#### [Given exercise]
Write out the material below again, unchanged.
>> Begin
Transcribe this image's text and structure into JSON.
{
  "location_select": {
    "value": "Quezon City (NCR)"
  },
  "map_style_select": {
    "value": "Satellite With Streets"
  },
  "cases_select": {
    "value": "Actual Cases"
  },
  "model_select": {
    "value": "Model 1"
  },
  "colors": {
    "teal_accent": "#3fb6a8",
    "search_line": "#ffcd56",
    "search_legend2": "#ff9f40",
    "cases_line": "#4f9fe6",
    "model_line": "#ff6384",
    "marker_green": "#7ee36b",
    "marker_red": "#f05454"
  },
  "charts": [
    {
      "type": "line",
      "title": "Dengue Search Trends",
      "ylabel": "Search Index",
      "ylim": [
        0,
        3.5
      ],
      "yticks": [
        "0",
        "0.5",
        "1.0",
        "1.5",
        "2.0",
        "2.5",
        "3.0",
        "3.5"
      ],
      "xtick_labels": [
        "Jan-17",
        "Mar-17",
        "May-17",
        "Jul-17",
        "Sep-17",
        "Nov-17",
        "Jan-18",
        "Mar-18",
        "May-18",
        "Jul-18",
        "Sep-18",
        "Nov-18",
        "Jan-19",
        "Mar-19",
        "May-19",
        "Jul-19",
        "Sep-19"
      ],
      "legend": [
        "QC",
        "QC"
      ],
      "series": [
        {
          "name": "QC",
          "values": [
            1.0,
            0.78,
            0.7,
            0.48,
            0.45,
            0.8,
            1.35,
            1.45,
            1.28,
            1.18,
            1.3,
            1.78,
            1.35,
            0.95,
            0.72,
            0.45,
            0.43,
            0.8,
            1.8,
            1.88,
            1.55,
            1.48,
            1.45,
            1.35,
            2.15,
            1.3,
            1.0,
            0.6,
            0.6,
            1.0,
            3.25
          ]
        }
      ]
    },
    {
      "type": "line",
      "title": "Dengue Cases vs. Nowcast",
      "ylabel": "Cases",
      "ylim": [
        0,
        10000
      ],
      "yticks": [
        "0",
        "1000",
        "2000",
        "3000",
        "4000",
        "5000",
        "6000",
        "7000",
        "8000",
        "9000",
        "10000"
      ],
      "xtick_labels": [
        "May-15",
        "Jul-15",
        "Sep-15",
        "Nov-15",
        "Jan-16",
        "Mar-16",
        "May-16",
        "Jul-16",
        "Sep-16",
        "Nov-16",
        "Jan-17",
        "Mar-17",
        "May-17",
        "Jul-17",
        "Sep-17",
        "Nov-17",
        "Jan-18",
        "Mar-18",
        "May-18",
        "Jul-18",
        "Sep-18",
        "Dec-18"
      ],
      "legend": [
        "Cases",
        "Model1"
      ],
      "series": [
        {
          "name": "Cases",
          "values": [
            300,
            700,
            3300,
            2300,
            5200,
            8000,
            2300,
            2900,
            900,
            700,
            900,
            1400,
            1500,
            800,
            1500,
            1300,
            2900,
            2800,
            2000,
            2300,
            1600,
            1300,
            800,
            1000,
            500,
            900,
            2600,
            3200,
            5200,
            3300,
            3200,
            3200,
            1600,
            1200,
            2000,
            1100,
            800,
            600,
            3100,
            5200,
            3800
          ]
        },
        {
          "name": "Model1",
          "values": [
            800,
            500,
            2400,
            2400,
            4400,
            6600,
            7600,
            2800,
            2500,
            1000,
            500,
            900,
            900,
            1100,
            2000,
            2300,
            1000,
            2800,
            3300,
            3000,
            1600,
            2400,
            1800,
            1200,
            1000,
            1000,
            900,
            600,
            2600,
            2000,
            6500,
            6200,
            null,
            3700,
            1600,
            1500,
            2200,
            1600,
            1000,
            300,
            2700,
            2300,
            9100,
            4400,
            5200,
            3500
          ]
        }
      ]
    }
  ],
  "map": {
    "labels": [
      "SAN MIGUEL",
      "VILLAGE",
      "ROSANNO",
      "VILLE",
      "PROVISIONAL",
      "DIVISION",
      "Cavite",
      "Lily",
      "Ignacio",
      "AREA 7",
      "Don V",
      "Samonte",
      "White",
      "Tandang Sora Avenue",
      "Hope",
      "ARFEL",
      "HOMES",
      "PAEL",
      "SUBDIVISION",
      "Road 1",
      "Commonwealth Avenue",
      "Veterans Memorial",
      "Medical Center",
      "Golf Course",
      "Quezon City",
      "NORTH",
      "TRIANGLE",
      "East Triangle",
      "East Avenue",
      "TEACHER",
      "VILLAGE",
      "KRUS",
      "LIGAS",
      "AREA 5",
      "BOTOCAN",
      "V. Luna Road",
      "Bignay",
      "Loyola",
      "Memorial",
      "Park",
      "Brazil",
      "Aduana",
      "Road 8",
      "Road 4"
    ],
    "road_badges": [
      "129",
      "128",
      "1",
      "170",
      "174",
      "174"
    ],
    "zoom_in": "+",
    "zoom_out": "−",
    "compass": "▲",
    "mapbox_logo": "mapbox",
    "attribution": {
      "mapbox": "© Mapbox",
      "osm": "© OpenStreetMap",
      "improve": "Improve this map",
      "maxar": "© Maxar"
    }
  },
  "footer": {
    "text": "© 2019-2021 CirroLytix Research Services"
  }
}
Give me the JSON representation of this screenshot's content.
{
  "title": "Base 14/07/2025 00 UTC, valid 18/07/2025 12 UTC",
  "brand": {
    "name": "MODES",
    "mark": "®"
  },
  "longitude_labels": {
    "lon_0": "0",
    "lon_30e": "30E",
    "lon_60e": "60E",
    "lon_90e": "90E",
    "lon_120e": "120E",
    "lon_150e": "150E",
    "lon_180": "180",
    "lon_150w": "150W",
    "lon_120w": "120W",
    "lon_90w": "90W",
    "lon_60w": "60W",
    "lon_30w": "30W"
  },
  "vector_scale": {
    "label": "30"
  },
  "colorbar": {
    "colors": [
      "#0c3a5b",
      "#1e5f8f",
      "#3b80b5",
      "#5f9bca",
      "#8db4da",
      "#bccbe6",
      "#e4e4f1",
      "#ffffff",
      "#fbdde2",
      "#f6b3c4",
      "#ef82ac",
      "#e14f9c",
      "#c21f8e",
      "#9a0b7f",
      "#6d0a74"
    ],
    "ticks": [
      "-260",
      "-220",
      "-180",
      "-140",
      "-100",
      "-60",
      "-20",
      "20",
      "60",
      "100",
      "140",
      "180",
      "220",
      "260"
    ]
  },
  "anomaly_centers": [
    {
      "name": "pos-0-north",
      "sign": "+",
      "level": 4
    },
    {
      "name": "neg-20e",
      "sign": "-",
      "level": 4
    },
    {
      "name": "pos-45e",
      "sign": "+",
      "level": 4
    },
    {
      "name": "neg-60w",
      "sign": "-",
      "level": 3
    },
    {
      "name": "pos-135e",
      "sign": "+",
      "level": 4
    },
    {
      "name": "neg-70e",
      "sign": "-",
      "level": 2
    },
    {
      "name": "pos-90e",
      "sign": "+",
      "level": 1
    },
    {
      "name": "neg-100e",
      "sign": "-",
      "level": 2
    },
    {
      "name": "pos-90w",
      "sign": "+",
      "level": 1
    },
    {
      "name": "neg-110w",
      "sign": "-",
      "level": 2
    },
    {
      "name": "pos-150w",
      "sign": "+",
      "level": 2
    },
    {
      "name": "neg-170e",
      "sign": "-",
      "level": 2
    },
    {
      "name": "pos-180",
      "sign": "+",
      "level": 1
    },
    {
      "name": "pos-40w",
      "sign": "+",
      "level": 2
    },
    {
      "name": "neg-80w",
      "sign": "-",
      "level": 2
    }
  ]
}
>> End
#### [In response]
Transcribe this image's text and structure into JSON.
{
  "location_select": {
    "value": "Quezon City (NCR)"
  },
  "map_style_select": {
    "value": "Satellite With Streets"
  },
  "cases_select": {
    "value": "Actual Cases"
  },
  "model_select": {
    "value": "Model 1"
  },
  "colors": {
    "teal_accent": "#3fb6a8",
    "search_line": "#ffcd56",
    "search_legend2": "#ff9f40",
    "cases_line": "#4f9fe6",
    "model_line": "#ff6384",
    "marker_green": "#7ee36b",
    "marker_red": "#f05454"
  },
  "charts": [
    {
      "type": "line",
      "title": "Dengue Search Trends",
      "ylabel": "Search Index",
      "ylim": [
        0,
        3.5
      ],
      "yticks": [
        "0",
        "0.5",
        "1.0",
        "1.5",
        "2.0",
        "2.5",
        "3.0",
        "3.5"
      ],
      "xtick_labels": [
        "Jan-17",
        "Mar-17",
        "May-17",
        "Jul-17",
        "Sep-17",
        "Nov-17",
        "Jan-18",
        "Mar-18",
        "May-18",
        "Jul-18",
        "Sep-18",
        "Nov-18",
        "Jan-19",
        "Mar-19",
        "May-19",
        "Jul-19",
        "Sep-19"
      ],
      "legend": [
        "QC",
        "QC"
      ],
      "series": [
        {
          "name": "QC",
          "values": [
            1.0,
            0.78,
            0.7,
            0.48,
            0.45,
            0.8,
            1.35,
            1.45,
            1.28,
            1.18,
            1.3,
            1.78,
            1.35,
            0.95,
            0.72,
            0.45,
            0.43,
            0.8,
            1.8,
            1.88,
            1.55,
            1.48,
            1.45,
            1.35,
            2.15,
            1.3,
            1.0,
            0.6,
            0.6,
            1.0,
            3.25
          ]
        }
      ]
    },
    {
      "type": "line",
      "title": "Dengue Cases vs. Nowcast",
      "ylabel": "Cases",
      "ylim": [
        0,
        10000
      ],
      "yticks": [
        "0",
        "1000",
        "2000",
        "3000",
        "4000",
        "5000",
        "6000",
        "7000",
        "8000",
        "9000",
        "10000"
      ],
      "xtick_labels": [
        "May-15",
        "Jul-15",
        "Sep-15",
        "Nov-15",
        "Jan-16",
        "Mar-16",
        "May-16",
        "Jul-16",
        "Sep-16",
        "Nov-16",
        "Jan-17",
        "Mar-17",
        "May-17",
        "Jul-17",
        "Sep-17",
        "Nov-17",
        "Jan-18",
        "Mar-18",
        "May-18",
        "Jul-18",
        "Sep-18",
        "Dec-18"
      ],
      "legend": [
        "Cases",
        "Model1"
      ],
      "series": [
        {
          "name": "Cases",
          "values": [
            300,
            700,
            3300,
            2300,
            5200,
            8000,
            2300,
            2900,
            900,
            700,
            900,
            1400,
            1500,
            800,
            1500,
            1300,
            2900,
            2800,
            2000,
            2300,
            1600,
            1300,
            800,
            1000,
            500,
            900,
            2600,
            3200,
            5200,
            3300,
            3200,
            3200,
            1600,
            1200,
            2000,
            1100,
            800,
            600,
            3100,
            5200,
            3800
          ]
        },
        {
          "name": "Model1",
          "values": [
            800,
            500,
            2400,
            2400,
            4400,
            6600,
            7600,
            2800,
            2500,
            1000,
            500,
            900,
            900,
            1100,
            2000,
            2300,
            1000,
            2800,
            3300,
            3000,
            1600,
            2400,
            1800,
            1200,
            1000,
            1000,
            900,
            600,
            2600,
            2000,
            6500,
            6200,
            null,
            3700,
            1600,
            1500,
            2200,
            1600,
            1000,
            300,
            2700,
            2300,
            9100,
            4400,
            5200,
            3500
          ]
        }
      ]
    }
  ],
  "map": {
    "labels": [
      "SAN MIGUEL",
      "VILLAGE",
      "ROSANNO",
      "VILLE",
      "PROVISIONAL",
      "DIVISION",
      "Cavite",
      "Lily",
      "Ignacio",
      "AREA 7",
      "Don V",
      "Samonte",
      "White",
      "Tandang Sora Avenue",
      "Hope",
      "ARFEL",
      "HOMES",
      "PAEL",
      "SUBDIVISION",
      "Road 1",
      "Commonwealth Avenue",
      "Veterans Memorial",
      "Medical Center",
      "Golf Course",
      "Quezon City",
      "NORTH",
      "TRIANGLE",
      "East Triangle",
      "East Avenue",
      "TEACHER",
      "VILLAGE",
      "KRUS",
      "LIGAS",
      "AREA 5",
      "BOTOCAN",
      "V. Luna Road",
      "Bignay",
      "Loyola",
      "Memorial",
      "Park",
      "Brazil",
      "Aduana",
      "Road 8",
      "Road 4"
    ],
    "road_badges": [
      "129",
      "128",
      "1",
      "170",
      "174",
      "174"
    ],
    "zoom_in": "+",
    "zoom_out": "−",
    "compass": "▲",
    "mapbox_logo": "mapbox",
    "attribution": {
      "mapbox": "© Mapbox",
      "osm": "© OpenStreetMap",
      "improve": "Improve this map",
      "maxar": "© Maxar"
    }
  },
  "footer": {
    "text": "© 2019-2021 CirroLytix Research Services"
  }
}
Give me the JSON representation of this screenshot's content.
{
  "title": "Base 14/07/2025 00 UTC, valid 18/07/2025 12 UTC",
  "brand": {
    "name": "MODES",
    "mark": "®"
  },
  "longitude_labels": {
    "lon_0": "0",
    "lon_30e": "30E",
    "lon_60e": "60E",
    "lon_90e": "90E",
    "lon_120e": "120E",
    "lon_150e": "150E",
    "lon_180": "180",
    "lon_150w": "150W",
    "lon_120w": "120W",
    "lon_90w": "90W",
    "lon_60w": "60W",
    "lon_30w": "30W"
  },
  "vector_scale": {
    "label": "30"
  },
  "colorbar": {
    "colors": [
      "#0c3a5b",
      "#1e5f8f",
      "#3b80b5",
      "#5f9bca",
      "#8db4da",
      "#bccbe6",
      "#e4e4f1",
      "#ffffff",
      "#fbdde2",
      "#f6b3c4",
      "#ef82ac",
      "#e14f9c",
      "#c21f8e",
      "#9a0b7f",
      "#6d0a74"
    ],
    "ticks": [
      "-260",
      "-220",
      "-180",
      "-140",
      "-100",
      "-60",
      "-20",
      "20",
      "60",
      "100",
      "140",
      "180",
      "220",
      "260"
    ]
  },
  "anomaly_centers": [
    {
      "name": "pos-0-north",
      "sign": "+",
      "level": 4
    },
    {
      "name": "neg-20e",
      "sign": "-",
      "level": 4
    },
    {
      "name": "pos-45e",
      "sign": "+",
      "level": 4
    },
    {
      "name": "neg-60w",
      "sign": "-",
      "level": 3
    },
    {
      "name": "pos-135e",
      "sign": "+",
      "level": 4
    },
    {
      "name": "neg-70e",
      "sign": "-",
      "level": 2
    },
    {
      "name": "pos-90e",
      "sign": "+",
      "level": 1
    },
    {
      "name": "neg-100e",
      "sign": "-",
      "level": 2
    },
    {
      "name": "pos-90w",
      "sign": "+",
      "level": 1
    },
    {
      "name": "neg-110w",
      "sign": "-",
      "level": 2
    },
    {
      "name": "pos-150w",
      "sign": "+",
      "level": 2
    },
    {
      "name": "neg-170e",
      "sign": "-",
      "level": 2
    },
    {
      "name": "pos-180",
      "sign": "+",
      "level": 1
    },
    {
      "name": "pos-40w",
      "sign": "+",
      "level": 2
    },
    {
      "name": "neg-80w",
      "sign": "-",
      "level": 2
    }
  ]
}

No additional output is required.